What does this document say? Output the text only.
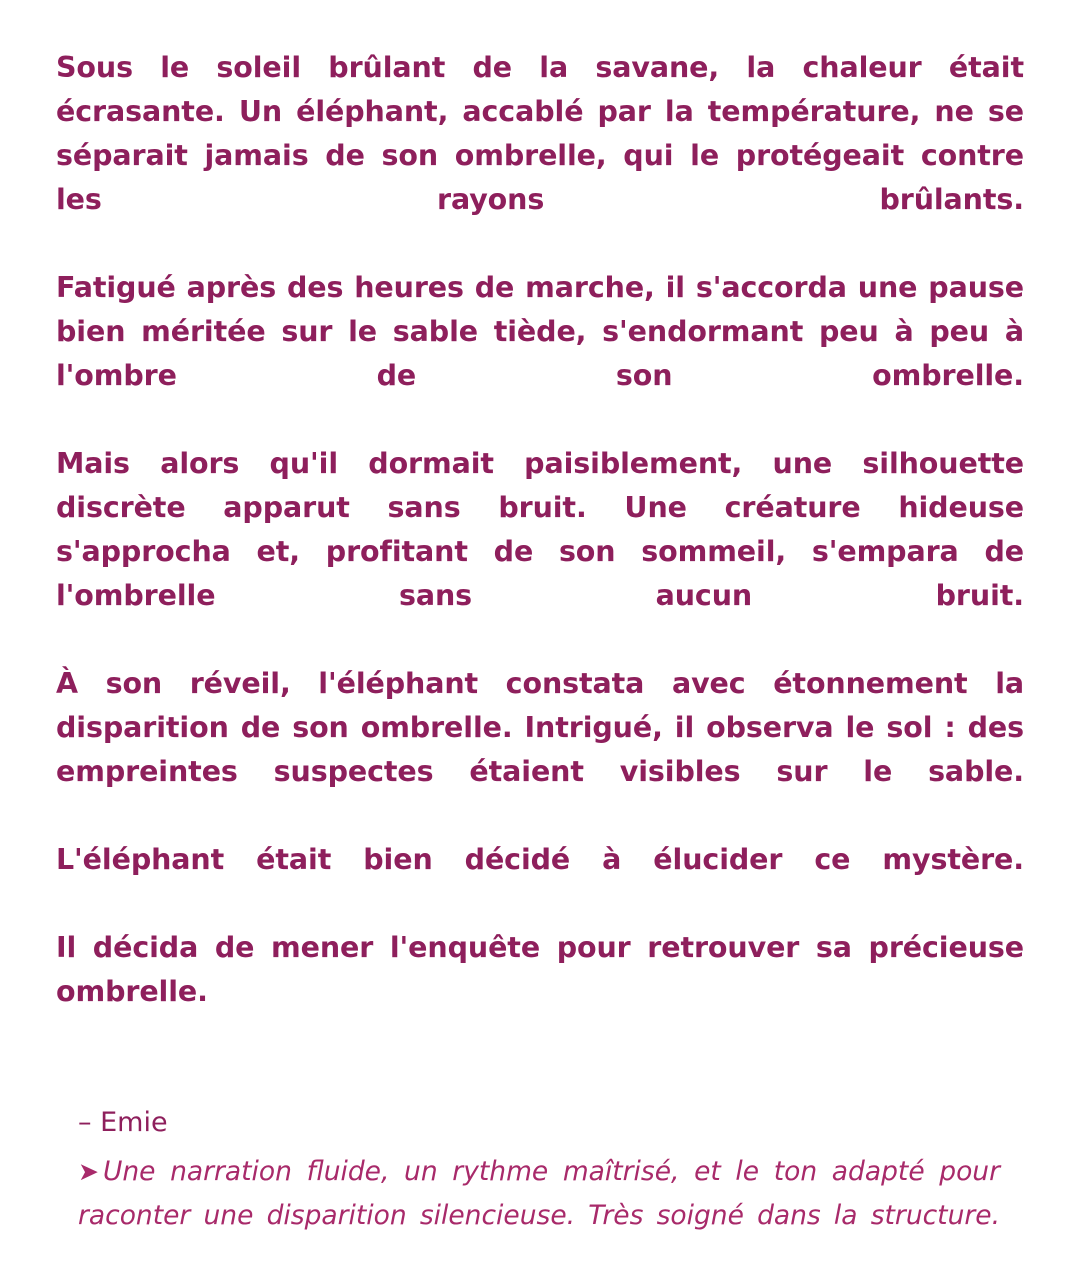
Sous le soleil brûlant de la savane, la chaleur était écrasante. Un éléphant, accablé par la température, ne se séparait jamais de son ombrelle, qui le protégeait contre les rayons brûlants.

Fatigué après des heures de marche, il s'accorda une pause bien méritée sur le sable tiède, s'endormant peu à peu à l'ombre de son ombrelle.

Mais alors qu'il dormait paisiblement, une silhouette discrète apparut sans bruit. Une créature hideuse s'approcha et, profitant de son sommeil, s'empara de l'ombrelle sans aucun bruit.

À son réveil, l'éléphant constata avec étonnement la disparition de son ombrelle. Intrigué, il observa le sol : des empreintes suspectes étaient visibles sur le sable.

L'éléphant était bien décidé à élucider ce mystère.

Il décida de mener l'enquête pour retrouver sa précieuse ombrelle.

– Emie

➤ Une narration fluide, un rythme maîtrisé, et le ton adapté pour raconter une disparition silencieuse. Très soigné dans la structure.
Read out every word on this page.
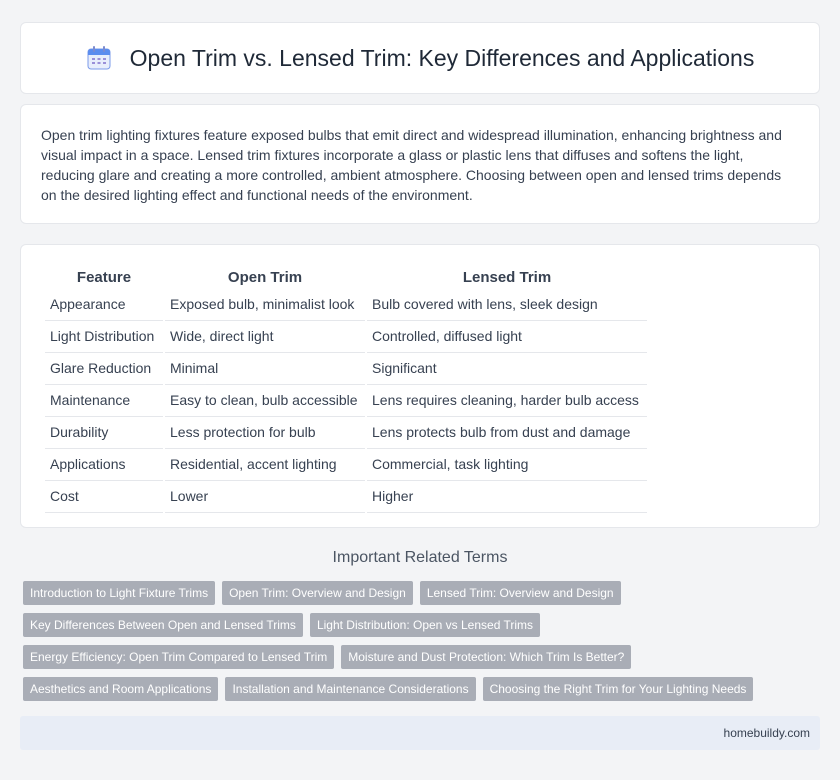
Open Trim vs. Lensed Trim: Key Differences and Applications

Open trim lighting fixtures feature exposed bulbs that emit direct and widespread illumination, enhancing brightness and visual impact in a space. Lensed trim fixtures incorporate a glass or plastic lens that diffuses and softens the light, reducing glare and creating a more controlled, ambient atmosphere. Choosing between open and lensed trims depends on the desired lighting effect and functional needs of the environment.

Feature	Open Trim	Lensed Trim
Appearance	Exposed bulb, minimalist look	Bulb covered with lens, sleek design
Light Distribution	Wide, direct light	Controlled, diffused light
Glare Reduction	Minimal	Significant
Maintenance	Easy to clean, bulb accessible	Lens requires cleaning, harder bulb access
Durability	Less protection for bulb	Lens protects bulb from dust and damage
Applications	Residential, accent lighting	Commercial, task lighting
Cost	Lower	Higher
Important Related Terms
Introduction to Light Fixture Trims	Open Trim: Overview and Design	Lensed Trim: Overview and Design
Key Differences Between Open and Lensed Trims	Light Distribution: Open vs Lensed Trims
Energy Efficiency: Open Trim Compared to Lensed Trim	Moisture and Dust Protection: Which Trim Is Better?
Aesthetics and Room Applications	Installation and Maintenance Considerations	Choosing the Right Trim for Your Lighting Needs
homebuildy.com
_ _ _ _
● **Given task**: Search the entries for the string "sable" and collect each line that has it.

● **Result**:
Fatigué après des heures de marche, il s'accorda une pause bien méritée sur le sable tiède, s'endormant peu à peu à l'ombre de son ombrelle.
À son réveil, l'éléphant constata avec étonnement la disparition de son ombrelle. Intrigué, il observa le sol : des empreintes suspectes étaient visibles sur le sable.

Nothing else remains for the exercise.